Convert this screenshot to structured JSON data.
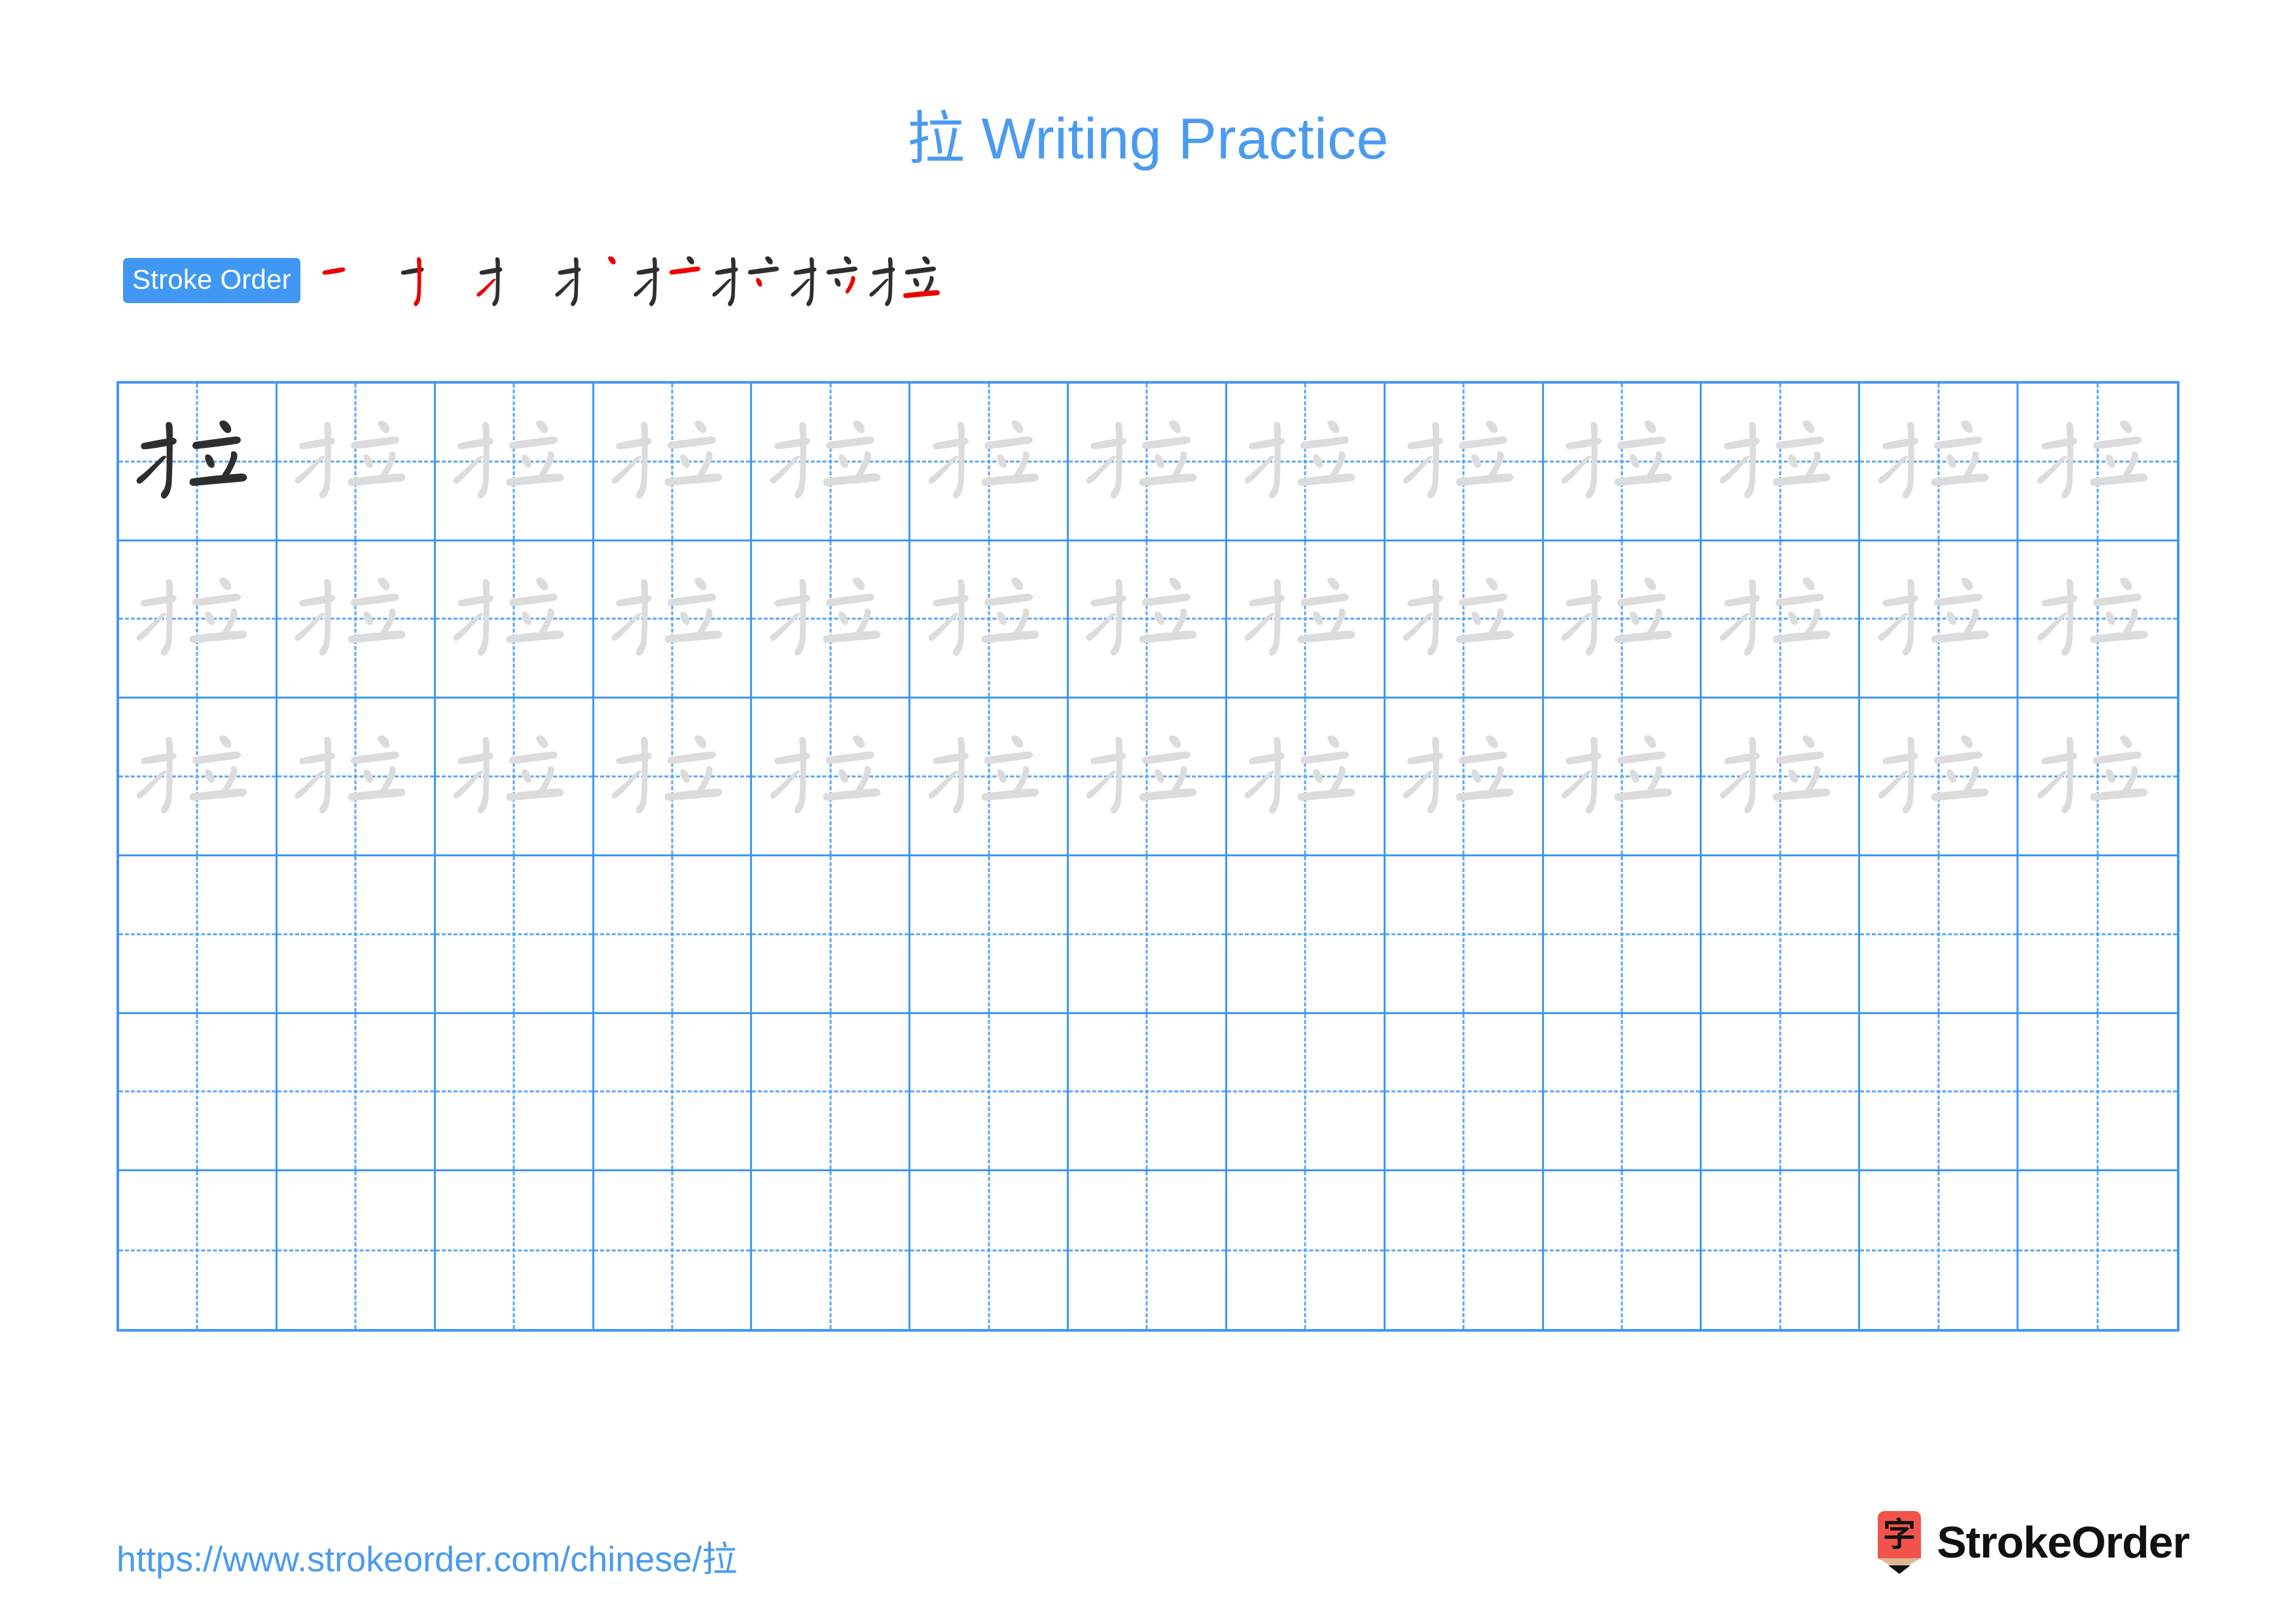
{
  "header": {
    "character": "拉",
    "title_suffix": " Writing Practice",
    "title_full": "拉 Writing Practice",
    "title_color": "#4a9bf0"
  },
  "stroke_order": {
    "badge_label": "Stroke Order",
    "badge_bg": "#4098f4",
    "badge_text_color": "#ffffff",
    "new_stroke_color": "#ee0000",
    "old_stroke_color": "#2e2e2e",
    "total_strokes": 8,
    "steps": [
      {
        "step": 1,
        "strokes_shown": 1,
        "new_stroke_index": 1
      },
      {
        "step": 2,
        "strokes_shown": 2,
        "new_stroke_index": 2
      },
      {
        "step": 3,
        "strokes_shown": 3,
        "new_stroke_index": 3
      },
      {
        "step": 4,
        "strokes_shown": 4,
        "new_stroke_index": 4
      },
      {
        "step": 5,
        "strokes_shown": 5,
        "new_stroke_index": 5
      },
      {
        "step": 6,
        "strokes_shown": 6,
        "new_stroke_index": 6
      },
      {
        "step": 7,
        "strokes_shown": 7,
        "new_stroke_index": 7
      },
      {
        "step": 8,
        "strokes_shown": 8,
        "new_stroke_index": 8
      }
    ]
  },
  "grid": {
    "columns": 13,
    "rows": 6,
    "border_color": "#4098f4",
    "guide_color": "#5aa7f5",
    "dark_char_color": "#2e2e2e",
    "trace_char_color": "#dcdcdc",
    "cells": [
      [
        "dark",
        "trace",
        "trace",
        "trace",
        "trace",
        "trace",
        "trace",
        "trace",
        "trace",
        "trace",
        "trace",
        "trace",
        "trace"
      ],
      [
        "trace",
        "trace",
        "trace",
        "trace",
        "trace",
        "trace",
        "trace",
        "trace",
        "trace",
        "trace",
        "trace",
        "trace",
        "trace"
      ],
      [
        "trace",
        "trace",
        "trace",
        "trace",
        "trace",
        "trace",
        "trace",
        "trace",
        "trace",
        "trace",
        "trace",
        "trace",
        "trace"
      ],
      [
        "empty",
        "empty",
        "empty",
        "empty",
        "empty",
        "empty",
        "empty",
        "empty",
        "empty",
        "empty",
        "empty",
        "empty",
        "empty"
      ],
      [
        "empty",
        "empty",
        "empty",
        "empty",
        "empty",
        "empty",
        "empty",
        "empty",
        "empty",
        "empty",
        "empty",
        "empty",
        "empty"
      ],
      [
        "empty",
        "empty",
        "empty",
        "empty",
        "empty",
        "empty",
        "empty",
        "empty",
        "empty",
        "empty",
        "empty",
        "empty",
        "empty"
      ]
    ]
  },
  "footer": {
    "url": "https://www.strokeorder.com/chinese/拉",
    "url_color": "#4a9bf0",
    "logo_text": "StrokeOrder",
    "logo_icon_char": "字",
    "logo_body_color": "#f2544c",
    "logo_wood_color": "#dbb893",
    "logo_tip_color": "#111111"
  }
}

» **GIVEN INSTRUCTION**: Your copy of the data should match it exactly, except that pictures are left out.

» **CORRECT RESPONSE**:
Convert this screenshot to structured JSON data.
{
  "header": {
    "character": "拉",
    "title_suffix": " Writing Practice",
    "title_full": "拉 Writing Practice",
    "title_color": "#4a9bf0"
  },
  "stroke_order": {
    "badge_label": "Stroke Order",
    "badge_bg": "#4098f4",
    "badge_text_color": "#ffffff",
    "new_stroke_color": "#ee0000",
    "old_stroke_color": "#2e2e2e",
    "total_strokes": 8,
    "steps": [
      {
        "step": 1,
        "strokes_shown": 1,
        "new_stroke_index": 1
      },
      {
        "step": 2,
        "strokes_shown": 2,
        "new_stroke_index": 2
      },
      {
        "step": 3,
        "strokes_shown": 3,
        "new_stroke_index": 3
      },
      {
        "step": 4,
        "strokes_shown": 4,
        "new_stroke_index": 4
      },
      {
        "step": 5,
        "strokes_shown": 5,
        "new_stroke_index": 5
      },
      {
        "step": 6,
        "strokes_shown": 6,
        "new_stroke_index": 6
      },
      {
        "step": 7,
        "strokes_shown": 7,
        "new_stroke_index": 7
      },
      {
        "step": 8,
        "strokes_shown": 8,
        "new_stroke_index": 8
      }
    ]
  },
  "grid": {
    "columns": 13,
    "rows": 6,
    "border_color": "#4098f4",
    "guide_color": "#5aa7f5",
    "dark_char_color": "#2e2e2e",
    "trace_char_color": "#dcdcdc",
    "cells": [
      [
        "dark",
        "trace",
        "trace",
        "trace",
        "trace",
        "trace",
        "trace",
        "trace",
        "trace",
        "trace",
        "trace",
        "trace",
        "trace"
      ],
      [
        "trace",
        "trace",
        "trace",
        "trace",
        "trace",
        "trace",
        "trace",
        "trace",
        "trace",
        "trace",
        "trace",
        "trace",
        "trace"
      ],
      [
        "trace",
        "trace",
        "trace",
        "trace",
        "trace",
        "trace",
        "trace",
        "trace",
        "trace",
        "trace",
        "trace",
        "trace",
        "trace"
      ],
      [
        "empty",
        "empty",
        "empty",
        "empty",
        "empty",
        "empty",
        "empty",
        "empty",
        "empty",
        "empty",
        "empty",
        "empty",
        "empty"
      ],
      [
        "empty",
        "empty",
        "empty",
        "empty",
        "empty",
        "empty",
        "empty",
        "empty",
        "empty",
        "empty",
        "empty",
        "empty",
        "empty"
      ],
      [
        "empty",
        "empty",
        "empty",
        "empty",
        "empty",
        "empty",
        "empty",
        "empty",
        "empty",
        "empty",
        "empty",
        "empty",
        "empty"
      ]
    ]
  },
  "footer": {
    "url": "https://www.strokeorder.com/chinese/拉",
    "url_color": "#4a9bf0",
    "logo_text": "StrokeOrder",
    "logo_icon_char": "字",
    "logo_body_color": "#f2544c",
    "logo_wood_color": "#dbb893",
    "logo_tip_color": "#111111"
  }
}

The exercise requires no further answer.